Set each record down exactly, excluding all images.

--- Records for the exercise ---

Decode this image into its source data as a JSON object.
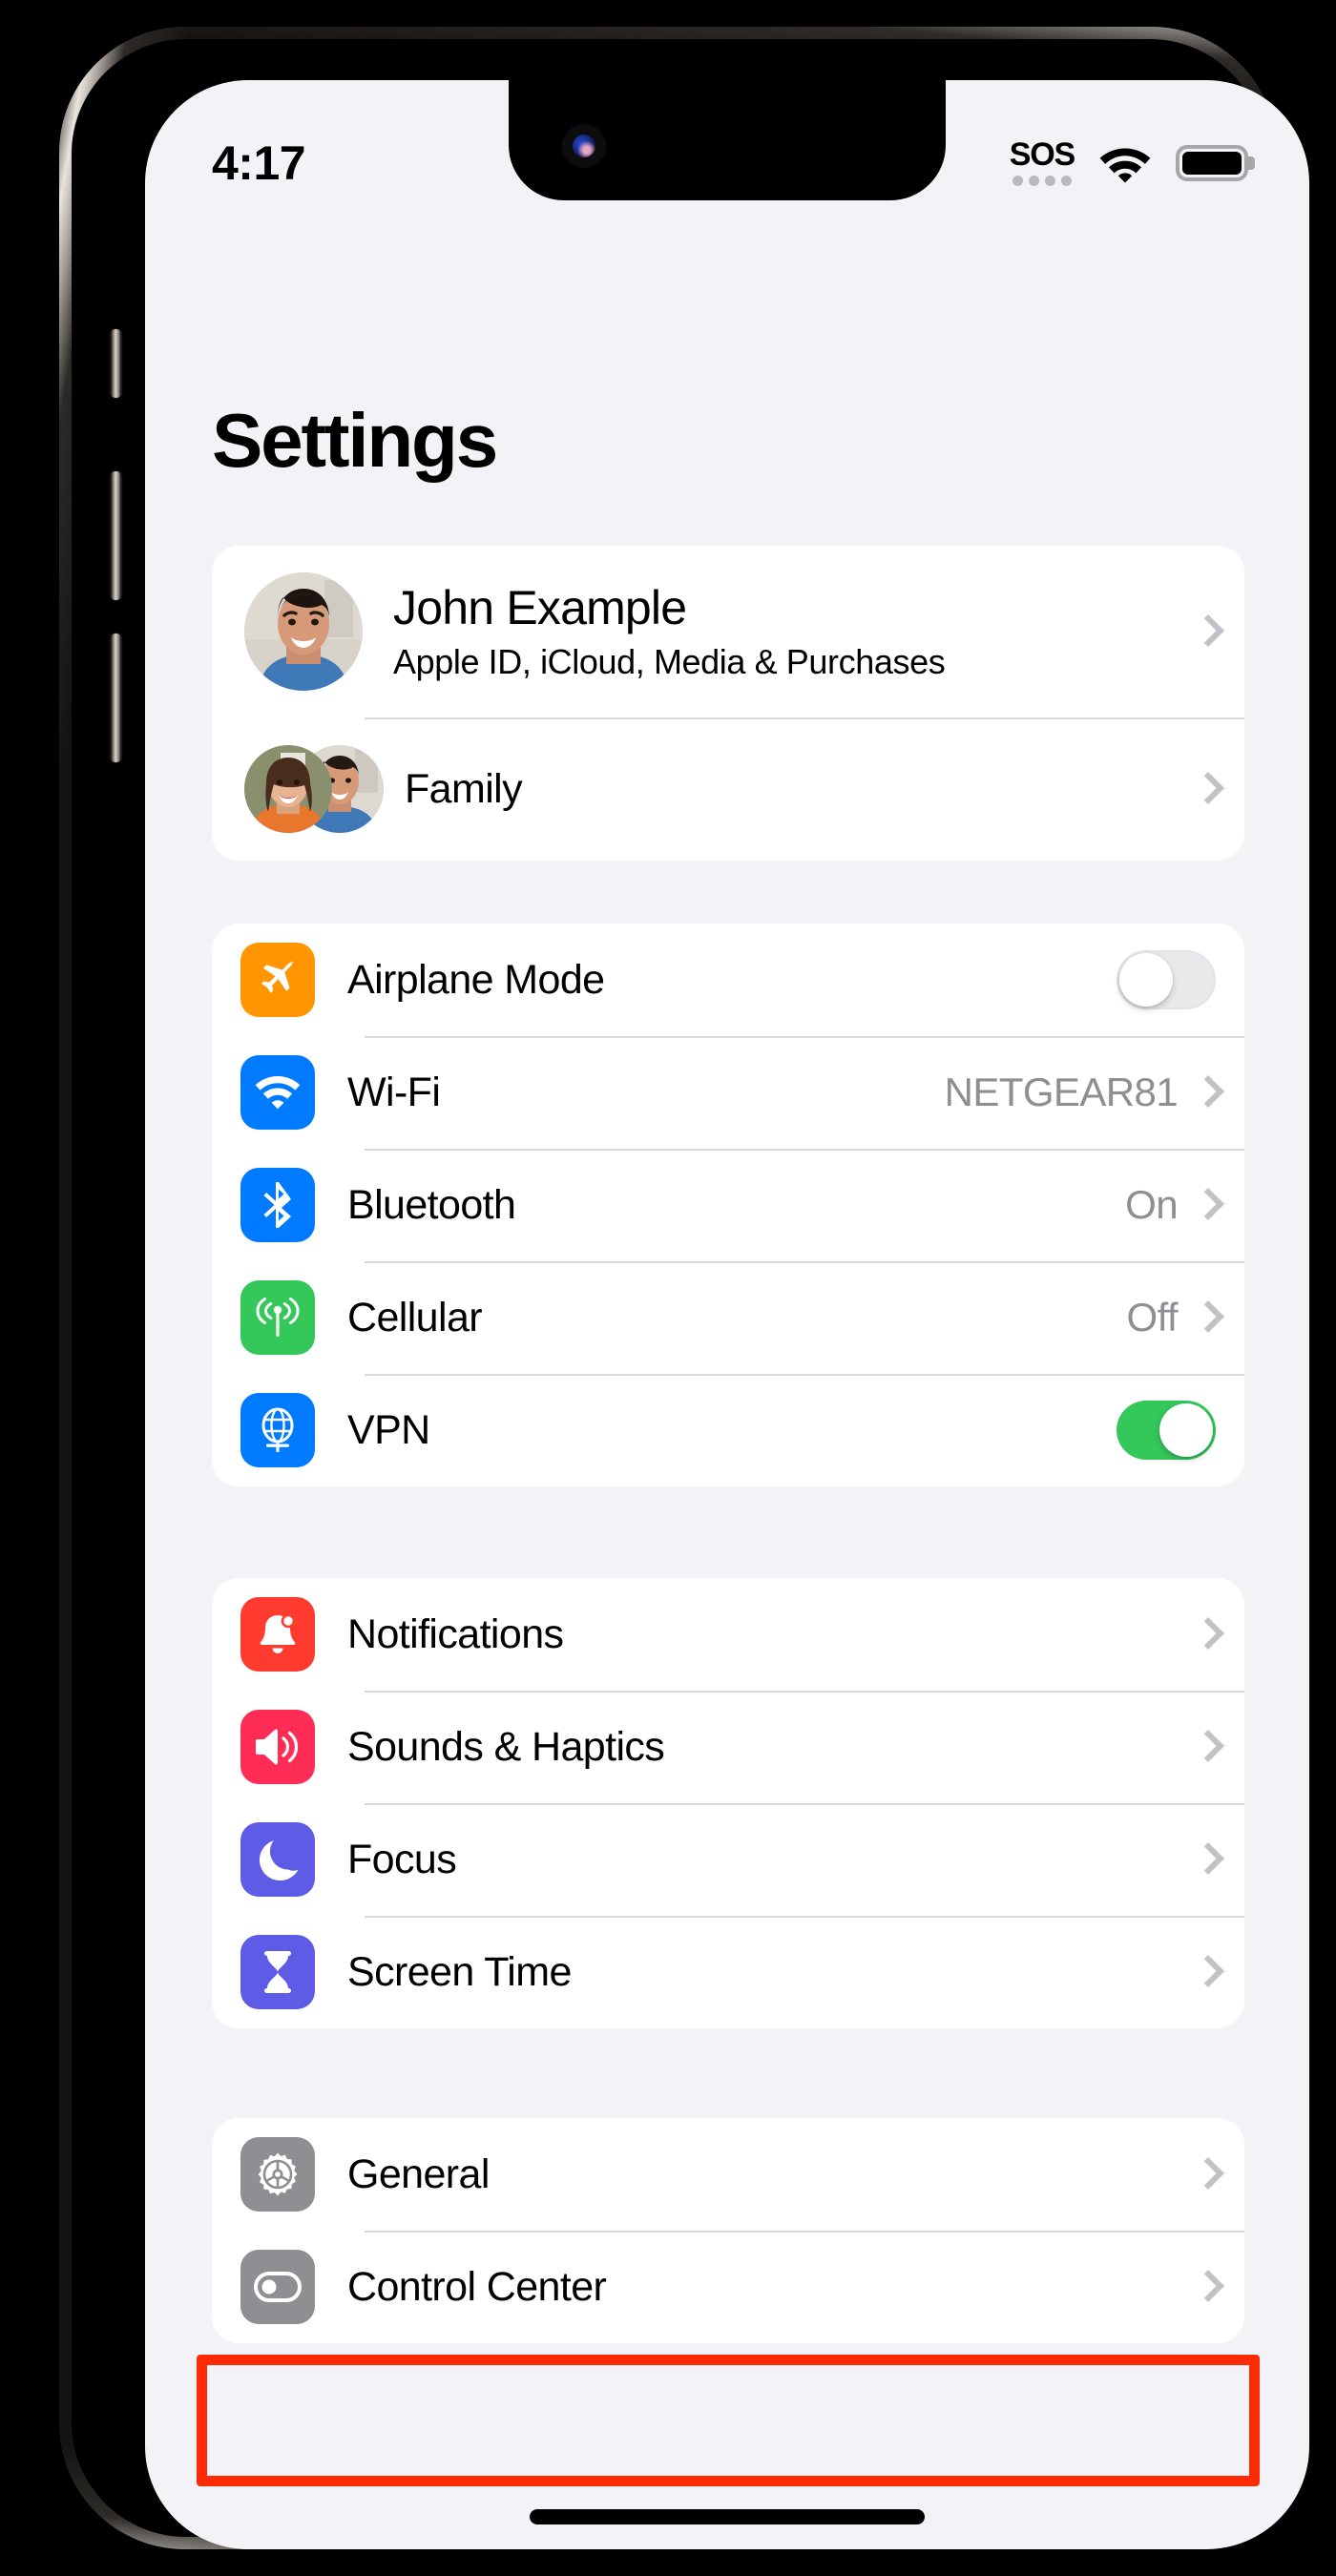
{
  "status_bar": {
    "time": "4:17",
    "sos_label": "SOS",
    "sos_dots": 4,
    "wifi_icon": "wifi-icon",
    "battery_icon": "battery-full-icon"
  },
  "header": {
    "title": "Settings"
  },
  "account_group": {
    "apple_id": {
      "name": "John Example",
      "subtitle": "Apple ID, iCloud, Media & Purchases",
      "avatar": "user-photo-avatar",
      "chevron": "chevron-right-icon"
    },
    "family": {
      "label": "Family",
      "avatars": "family-photos-avatar",
      "chevron": "chevron-right-icon"
    }
  },
  "connectivity_group": {
    "rows": [
      {
        "label": "Airplane Mode",
        "icon": "airplane-icon",
        "icon_color": "#ff9500",
        "control": "toggle",
        "toggle_on": false
      },
      {
        "label": "Wi-Fi",
        "icon": "wifi-icon",
        "icon_color": "#007aff",
        "control": "value",
        "value": "NETGEAR81"
      },
      {
        "label": "Bluetooth",
        "icon": "bluetooth-icon",
        "icon_color": "#007aff",
        "control": "value",
        "value": "On"
      },
      {
        "label": "Cellular",
        "icon": "cellular-antenna-icon",
        "icon_color": "#34c759",
        "control": "value",
        "value": "Off"
      },
      {
        "label": "VPN",
        "icon": "vpn-globe-icon",
        "icon_color": "#007aff",
        "control": "toggle",
        "toggle_on": true
      }
    ]
  },
  "alerts_group": {
    "rows": [
      {
        "label": "Notifications",
        "icon": "bell-icon",
        "icon_color": "#ff3b30"
      },
      {
        "label": "Sounds & Haptics",
        "icon": "speaker-icon",
        "icon_color": "#ff2d55"
      },
      {
        "label": "Focus",
        "icon": "moon-icon",
        "icon_color": "#5e5ce6"
      },
      {
        "label": "Screen Time",
        "icon": "hourglass-icon",
        "icon_color": "#5e5ce6"
      }
    ]
  },
  "system_group": {
    "rows": [
      {
        "label": "General",
        "icon": "gear-icon",
        "icon_color": "#8e8e93",
        "highlighted": true
      },
      {
        "label": "Control Center",
        "icon": "control-toggle-icon",
        "icon_color": "#8e8e93",
        "highlighted": false
      }
    ]
  },
  "annotation": {
    "target": "General",
    "color": "#fc2b05"
  },
  "colors": {
    "screen_background": "#f2f2f7",
    "cell_background": "#ffffff",
    "secondary_text": "#8e8e93",
    "separator": "#d9d9dd",
    "toggle_on": "#34c759",
    "toggle_off": "#e9e9eb",
    "chevron": "#c1c1c6",
    "highlight": "#fc2b05"
  }
}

---

Result for this exercise:
Decode this image into its source data as a JSON object.
{
  "status_bar": {
    "time": "4:17",
    "sos_label": "SOS",
    "sos_dots": 4,
    "wifi_icon": "wifi-icon",
    "battery_icon": "battery-full-icon"
  },
  "header": {
    "title": "Settings"
  },
  "account_group": {
    "apple_id": {
      "name": "John Example",
      "subtitle": "Apple ID, iCloud, Media & Purchases",
      "avatar": "user-photo-avatar",
      "chevron": "chevron-right-icon"
    },
    "family": {
      "label": "Family",
      "avatars": "family-photos-avatar",
      "chevron": "chevron-right-icon"
    }
  },
  "connectivity_group": {
    "rows": [
      {
        "label": "Airplane Mode",
        "icon": "airplane-icon",
        "icon_color": "#ff9500",
        "control": "toggle",
        "toggle_on": false
      },
      {
        "label": "Wi-Fi",
        "icon": "wifi-icon",
        "icon_color": "#007aff",
        "control": "value",
        "value": "NETGEAR81"
      },
      {
        "label": "Bluetooth",
        "icon": "bluetooth-icon",
        "icon_color": "#007aff",
        "control": "value",
        "value": "On"
      },
      {
        "label": "Cellular",
        "icon": "cellular-antenna-icon",
        "icon_color": "#34c759",
        "control": "value",
        "value": "Off"
      },
      {
        "label": "VPN",
        "icon": "vpn-globe-icon",
        "icon_color": "#007aff",
        "control": "toggle",
        "toggle_on": true
      }
    ]
  },
  "alerts_group": {
    "rows": [
      {
        "label": "Notifications",
        "icon": "bell-icon",
        "icon_color": "#ff3b30"
      },
      {
        "label": "Sounds & Haptics",
        "icon": "speaker-icon",
        "icon_color": "#ff2d55"
      },
      {
        "label": "Focus",
        "icon": "moon-icon",
        "icon_color": "#5e5ce6"
      },
      {
        "label": "Screen Time",
        "icon": "hourglass-icon",
        "icon_color": "#5e5ce6"
      }
    ]
  },
  "system_group": {
    "rows": [
      {
        "label": "General",
        "icon": "gear-icon",
        "icon_color": "#8e8e93",
        "highlighted": true
      },
      {
        "label": "Control Center",
        "icon": "control-toggle-icon",
        "icon_color": "#8e8e93",
        "highlighted": false
      }
    ]
  },
  "annotation": {
    "target": "General",
    "color": "#fc2b05"
  },
  "colors": {
    "screen_background": "#f2f2f7",
    "cell_background": "#ffffff",
    "secondary_text": "#8e8e93",
    "separator": "#d9d9dd",
    "toggle_on": "#34c759",
    "toggle_off": "#e9e9eb",
    "chevron": "#c1c1c6",
    "highlight": "#fc2b05"
  }
}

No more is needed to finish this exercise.